## Task instructions
Output an exact reproduction of the data.
----- Material for this task -----
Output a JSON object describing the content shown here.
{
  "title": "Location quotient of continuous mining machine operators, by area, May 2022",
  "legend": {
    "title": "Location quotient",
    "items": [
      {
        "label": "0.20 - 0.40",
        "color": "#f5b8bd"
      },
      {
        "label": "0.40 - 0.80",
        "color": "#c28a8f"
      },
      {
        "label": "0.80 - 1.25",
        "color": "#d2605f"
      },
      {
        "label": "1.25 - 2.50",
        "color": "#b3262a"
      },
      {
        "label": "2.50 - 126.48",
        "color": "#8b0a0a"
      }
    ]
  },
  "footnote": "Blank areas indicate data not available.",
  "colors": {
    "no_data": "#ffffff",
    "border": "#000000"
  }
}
-----
## Task result
Output a JSON object describing the content shown here.
{
  "title": "Location quotient of continuous mining machine operators, by area, May 2022",
  "legend": {
    "title": "Location quotient",
    "items": [
      {
        "label": "0.20 - 0.40",
        "color": "#f5b8bd"
      },
      {
        "label": "0.40 - 0.80",
        "color": "#c28a8f"
      },
      {
        "label": "0.80 - 1.25",
        "color": "#d2605f"
      },
      {
        "label": "1.25 - 2.50",
        "color": "#b3262a"
      },
      {
        "label": "2.50 - 126.48",
        "color": "#8b0a0a"
      }
    ]
  },
  "footnote": "Blank areas indicate data not available.",
  "colors": {
    "no_data": "#ffffff",
    "border": "#000000"
  }
}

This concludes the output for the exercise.